## Begin Record extracts

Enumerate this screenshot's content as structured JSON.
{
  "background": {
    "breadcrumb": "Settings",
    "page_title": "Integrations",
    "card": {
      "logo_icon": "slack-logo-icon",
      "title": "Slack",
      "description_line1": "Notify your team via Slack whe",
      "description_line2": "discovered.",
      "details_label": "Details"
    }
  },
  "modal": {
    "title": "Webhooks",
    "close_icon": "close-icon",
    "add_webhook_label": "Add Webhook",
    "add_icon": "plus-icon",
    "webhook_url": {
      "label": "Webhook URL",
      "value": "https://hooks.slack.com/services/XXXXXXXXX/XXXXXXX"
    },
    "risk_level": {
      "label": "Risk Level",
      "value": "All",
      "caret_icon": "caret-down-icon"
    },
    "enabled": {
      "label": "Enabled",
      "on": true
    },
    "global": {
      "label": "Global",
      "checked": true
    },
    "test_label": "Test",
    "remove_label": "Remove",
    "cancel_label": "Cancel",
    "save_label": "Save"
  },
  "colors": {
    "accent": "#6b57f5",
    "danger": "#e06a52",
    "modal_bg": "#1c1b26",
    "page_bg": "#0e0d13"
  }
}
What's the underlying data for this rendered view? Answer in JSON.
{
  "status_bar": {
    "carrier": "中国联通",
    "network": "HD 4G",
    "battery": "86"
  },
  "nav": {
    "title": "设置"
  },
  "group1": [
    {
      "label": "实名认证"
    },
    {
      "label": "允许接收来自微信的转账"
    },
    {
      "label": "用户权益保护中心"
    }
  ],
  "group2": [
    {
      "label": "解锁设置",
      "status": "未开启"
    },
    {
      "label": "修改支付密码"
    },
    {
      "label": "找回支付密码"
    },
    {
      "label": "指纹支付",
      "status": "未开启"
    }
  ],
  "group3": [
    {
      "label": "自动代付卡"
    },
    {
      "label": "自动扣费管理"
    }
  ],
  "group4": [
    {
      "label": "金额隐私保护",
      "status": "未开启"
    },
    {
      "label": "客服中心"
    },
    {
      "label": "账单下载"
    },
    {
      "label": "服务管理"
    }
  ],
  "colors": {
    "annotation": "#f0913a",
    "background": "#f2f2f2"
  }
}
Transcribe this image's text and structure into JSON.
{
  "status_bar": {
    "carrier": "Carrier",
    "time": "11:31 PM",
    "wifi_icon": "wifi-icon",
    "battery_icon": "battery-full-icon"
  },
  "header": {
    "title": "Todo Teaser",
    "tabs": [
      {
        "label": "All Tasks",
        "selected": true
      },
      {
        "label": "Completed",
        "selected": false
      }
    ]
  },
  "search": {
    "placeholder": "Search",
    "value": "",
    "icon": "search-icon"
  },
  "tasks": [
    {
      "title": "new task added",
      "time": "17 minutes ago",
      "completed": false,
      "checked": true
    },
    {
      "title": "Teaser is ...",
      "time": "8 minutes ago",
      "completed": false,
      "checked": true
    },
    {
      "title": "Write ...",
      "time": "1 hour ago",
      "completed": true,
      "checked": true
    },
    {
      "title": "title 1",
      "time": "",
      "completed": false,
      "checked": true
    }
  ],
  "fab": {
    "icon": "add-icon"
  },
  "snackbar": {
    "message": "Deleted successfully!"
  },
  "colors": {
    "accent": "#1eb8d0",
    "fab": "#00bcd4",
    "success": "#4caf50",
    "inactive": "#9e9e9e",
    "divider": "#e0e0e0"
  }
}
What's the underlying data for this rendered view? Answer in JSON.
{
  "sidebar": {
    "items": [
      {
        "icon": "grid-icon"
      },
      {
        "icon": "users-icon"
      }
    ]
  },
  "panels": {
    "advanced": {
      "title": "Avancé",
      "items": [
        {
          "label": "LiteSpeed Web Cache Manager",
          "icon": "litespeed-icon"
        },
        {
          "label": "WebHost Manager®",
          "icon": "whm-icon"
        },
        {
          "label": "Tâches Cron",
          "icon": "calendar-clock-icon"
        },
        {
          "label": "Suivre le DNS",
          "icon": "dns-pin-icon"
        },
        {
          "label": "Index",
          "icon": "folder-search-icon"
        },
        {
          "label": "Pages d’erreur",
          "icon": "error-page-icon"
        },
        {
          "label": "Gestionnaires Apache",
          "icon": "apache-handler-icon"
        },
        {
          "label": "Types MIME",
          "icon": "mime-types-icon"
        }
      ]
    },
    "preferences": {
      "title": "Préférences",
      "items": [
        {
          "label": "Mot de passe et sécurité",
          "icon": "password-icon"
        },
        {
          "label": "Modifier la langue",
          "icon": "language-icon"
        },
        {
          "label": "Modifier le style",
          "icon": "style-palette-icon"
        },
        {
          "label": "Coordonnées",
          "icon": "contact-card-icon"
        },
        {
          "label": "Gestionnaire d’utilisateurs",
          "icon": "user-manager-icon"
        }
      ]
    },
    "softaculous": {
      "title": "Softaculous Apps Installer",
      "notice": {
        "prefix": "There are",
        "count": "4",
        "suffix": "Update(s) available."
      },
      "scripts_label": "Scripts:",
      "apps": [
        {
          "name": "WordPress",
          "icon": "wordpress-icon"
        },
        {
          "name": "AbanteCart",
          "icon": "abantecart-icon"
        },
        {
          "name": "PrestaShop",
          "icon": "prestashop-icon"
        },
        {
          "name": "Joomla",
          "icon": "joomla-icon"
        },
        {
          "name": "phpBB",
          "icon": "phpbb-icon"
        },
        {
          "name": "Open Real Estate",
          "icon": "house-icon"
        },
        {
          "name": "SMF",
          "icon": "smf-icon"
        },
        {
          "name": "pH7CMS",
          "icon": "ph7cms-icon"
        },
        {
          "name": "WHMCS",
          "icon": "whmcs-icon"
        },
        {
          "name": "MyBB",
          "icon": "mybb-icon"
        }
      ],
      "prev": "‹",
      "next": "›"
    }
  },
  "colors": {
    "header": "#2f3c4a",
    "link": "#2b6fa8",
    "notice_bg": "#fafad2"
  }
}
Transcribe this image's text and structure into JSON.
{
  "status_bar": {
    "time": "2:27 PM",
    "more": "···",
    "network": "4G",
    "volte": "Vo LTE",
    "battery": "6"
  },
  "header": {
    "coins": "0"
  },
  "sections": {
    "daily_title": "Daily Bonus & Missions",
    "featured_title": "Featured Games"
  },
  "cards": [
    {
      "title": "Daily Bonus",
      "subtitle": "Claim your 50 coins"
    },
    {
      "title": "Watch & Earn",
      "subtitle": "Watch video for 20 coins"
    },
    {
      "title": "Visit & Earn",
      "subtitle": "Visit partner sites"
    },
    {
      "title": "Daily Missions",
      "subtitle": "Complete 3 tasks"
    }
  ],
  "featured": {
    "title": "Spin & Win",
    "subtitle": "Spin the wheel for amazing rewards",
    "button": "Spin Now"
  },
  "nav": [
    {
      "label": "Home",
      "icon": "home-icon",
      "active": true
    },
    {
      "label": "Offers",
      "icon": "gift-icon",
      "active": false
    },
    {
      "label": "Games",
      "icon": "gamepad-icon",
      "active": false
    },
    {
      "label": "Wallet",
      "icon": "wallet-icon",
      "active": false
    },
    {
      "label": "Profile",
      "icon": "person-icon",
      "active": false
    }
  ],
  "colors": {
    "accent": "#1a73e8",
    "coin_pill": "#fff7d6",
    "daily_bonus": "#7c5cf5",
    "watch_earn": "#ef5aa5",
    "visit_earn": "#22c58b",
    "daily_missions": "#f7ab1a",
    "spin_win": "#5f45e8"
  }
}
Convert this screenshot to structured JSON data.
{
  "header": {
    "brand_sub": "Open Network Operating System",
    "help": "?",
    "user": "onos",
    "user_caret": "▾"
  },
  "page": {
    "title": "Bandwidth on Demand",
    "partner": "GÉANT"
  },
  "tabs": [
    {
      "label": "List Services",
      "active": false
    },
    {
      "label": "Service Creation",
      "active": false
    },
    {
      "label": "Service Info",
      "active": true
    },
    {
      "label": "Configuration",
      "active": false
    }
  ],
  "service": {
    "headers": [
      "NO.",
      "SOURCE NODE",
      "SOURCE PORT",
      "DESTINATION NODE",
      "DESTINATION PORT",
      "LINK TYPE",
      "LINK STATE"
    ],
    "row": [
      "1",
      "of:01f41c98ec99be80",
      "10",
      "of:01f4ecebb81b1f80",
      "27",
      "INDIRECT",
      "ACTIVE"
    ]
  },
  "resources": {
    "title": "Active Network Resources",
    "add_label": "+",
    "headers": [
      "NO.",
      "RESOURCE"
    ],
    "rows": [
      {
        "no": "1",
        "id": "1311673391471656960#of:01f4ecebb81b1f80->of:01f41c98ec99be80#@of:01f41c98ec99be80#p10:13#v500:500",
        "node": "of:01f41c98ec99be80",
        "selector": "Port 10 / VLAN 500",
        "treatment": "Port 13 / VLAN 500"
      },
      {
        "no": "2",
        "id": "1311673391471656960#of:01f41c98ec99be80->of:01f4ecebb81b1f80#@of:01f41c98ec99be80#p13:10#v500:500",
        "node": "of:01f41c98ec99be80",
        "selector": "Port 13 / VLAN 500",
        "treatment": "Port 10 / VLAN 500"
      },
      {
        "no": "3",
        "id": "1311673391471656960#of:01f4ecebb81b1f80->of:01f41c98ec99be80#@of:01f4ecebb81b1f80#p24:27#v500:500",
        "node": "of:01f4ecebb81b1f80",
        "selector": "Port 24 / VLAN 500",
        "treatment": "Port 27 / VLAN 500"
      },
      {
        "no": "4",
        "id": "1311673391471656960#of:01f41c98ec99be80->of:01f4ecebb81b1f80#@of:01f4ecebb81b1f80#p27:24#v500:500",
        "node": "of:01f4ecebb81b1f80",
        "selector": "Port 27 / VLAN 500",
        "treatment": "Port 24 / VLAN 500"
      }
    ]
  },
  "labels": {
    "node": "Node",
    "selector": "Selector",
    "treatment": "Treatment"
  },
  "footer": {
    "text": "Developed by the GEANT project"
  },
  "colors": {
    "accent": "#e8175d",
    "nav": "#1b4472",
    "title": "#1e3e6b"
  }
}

## End Record extracts

_Prompt_
Check each line of the entries for the string "style". Copy the lines that have it.

_Response_
          "label": "Modifier le style",
          "icon": "style-palette-icon"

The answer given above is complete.